(Extracted data entries)
--------
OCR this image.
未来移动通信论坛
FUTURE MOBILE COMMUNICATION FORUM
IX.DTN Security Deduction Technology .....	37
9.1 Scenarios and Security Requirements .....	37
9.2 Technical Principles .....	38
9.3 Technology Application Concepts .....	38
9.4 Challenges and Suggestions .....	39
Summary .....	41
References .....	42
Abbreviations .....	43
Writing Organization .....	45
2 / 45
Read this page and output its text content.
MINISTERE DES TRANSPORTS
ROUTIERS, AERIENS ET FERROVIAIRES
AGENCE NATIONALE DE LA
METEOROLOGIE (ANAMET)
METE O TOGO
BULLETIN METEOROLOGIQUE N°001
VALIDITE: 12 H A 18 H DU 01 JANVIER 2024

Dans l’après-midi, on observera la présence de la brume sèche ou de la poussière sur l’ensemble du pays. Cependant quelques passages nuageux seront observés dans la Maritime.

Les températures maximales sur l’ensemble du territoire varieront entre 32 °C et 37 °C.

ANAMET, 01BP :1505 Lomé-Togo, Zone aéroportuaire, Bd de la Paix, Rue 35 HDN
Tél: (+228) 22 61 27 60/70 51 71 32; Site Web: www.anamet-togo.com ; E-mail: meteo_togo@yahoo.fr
--------
→ **Task objective**
Produce an exact copy of the whole listing.

→ **Result**
OCR this image.
未来移动通信论坛
FUTURE MOBILE COMMUNICATION FORUM
IX.DTN Security Deduction Technology .....	37
9.1 Scenarios and Security Requirements .....	37
9.2 Technical Principles .....	38
9.3 Technology Application Concepts .....	38
9.4 Challenges and Suggestions .....	39
Summary .....	41
References .....	42
Abbreviations .....	43
Writing Organization .....	45
2 / 45
Read this page and output its text content.
MINISTERE DES TRANSPORTS
ROUTIERS, AERIENS ET FERROVIAIRES
AGENCE NATIONALE DE LA
METEOROLOGIE (ANAMET)
METE O TOGO
BULLETIN METEOROLOGIQUE N°001
VALIDITE: 12 H A 18 H DU 01 JANVIER 2024

Dans l’après-midi, on observera la présence de la brume sèche ou de la poussière sur l’ensemble du pays. Cependant quelques passages nuageux seront observés dans la Maritime.

Les températures maximales sur l’ensemble du territoire varieront entre 32 °C et 37 °C.

ANAMET, 01BP :1505 Lomé-Togo, Zone aéroportuaire, Bd de la Paix, Rue 35 HDN
Tél: (+228) 22 61 27 60/70 51 71 32; Site Web: www.anamet-togo.com ; E-mail: meteo_togo@yahoo.fr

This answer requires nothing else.